Data extracted from a collection:
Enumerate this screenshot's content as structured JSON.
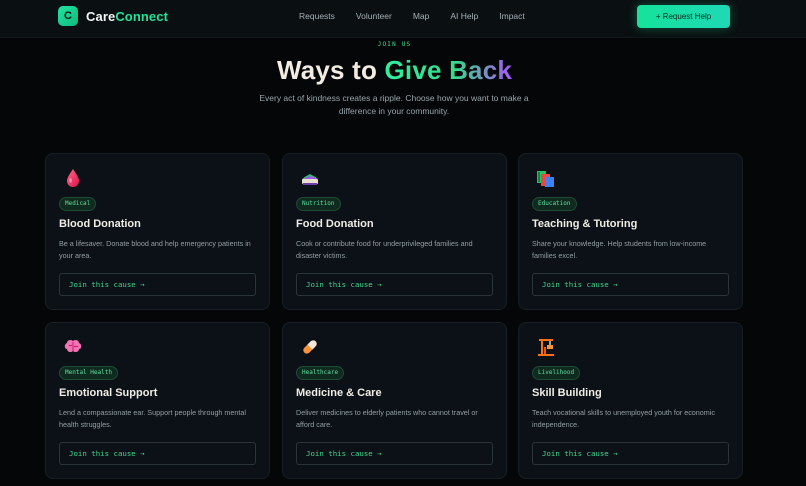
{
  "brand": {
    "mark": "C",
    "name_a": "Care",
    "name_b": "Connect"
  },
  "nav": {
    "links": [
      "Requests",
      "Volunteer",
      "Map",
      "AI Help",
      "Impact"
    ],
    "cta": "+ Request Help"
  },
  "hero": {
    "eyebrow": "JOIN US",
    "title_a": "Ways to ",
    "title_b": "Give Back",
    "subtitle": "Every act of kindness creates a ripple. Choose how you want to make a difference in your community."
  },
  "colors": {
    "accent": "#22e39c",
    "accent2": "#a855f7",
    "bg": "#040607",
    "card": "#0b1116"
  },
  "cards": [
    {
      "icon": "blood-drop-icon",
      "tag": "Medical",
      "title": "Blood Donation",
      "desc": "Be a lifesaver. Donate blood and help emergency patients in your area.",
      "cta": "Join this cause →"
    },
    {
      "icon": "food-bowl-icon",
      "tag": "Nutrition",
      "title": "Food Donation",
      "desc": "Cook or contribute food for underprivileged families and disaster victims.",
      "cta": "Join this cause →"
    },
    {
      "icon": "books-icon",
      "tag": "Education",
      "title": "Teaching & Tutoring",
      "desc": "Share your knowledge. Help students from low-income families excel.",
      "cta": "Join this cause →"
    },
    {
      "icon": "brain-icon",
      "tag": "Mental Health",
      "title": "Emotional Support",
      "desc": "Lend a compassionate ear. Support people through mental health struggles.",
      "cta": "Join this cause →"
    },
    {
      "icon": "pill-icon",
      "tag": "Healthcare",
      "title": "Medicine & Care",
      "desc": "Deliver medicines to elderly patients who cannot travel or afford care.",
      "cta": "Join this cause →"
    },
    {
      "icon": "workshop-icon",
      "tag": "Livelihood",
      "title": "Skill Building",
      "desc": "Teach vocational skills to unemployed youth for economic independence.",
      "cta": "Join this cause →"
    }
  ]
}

Work to complete: When the word "families" shows up in a line of the entries, pull that line out.

Written solution:
      "desc": "Cook or contribute food for underprivileged families and disaster victims.",
      "desc": "Share your knowledge. Help students from low-income families excel.",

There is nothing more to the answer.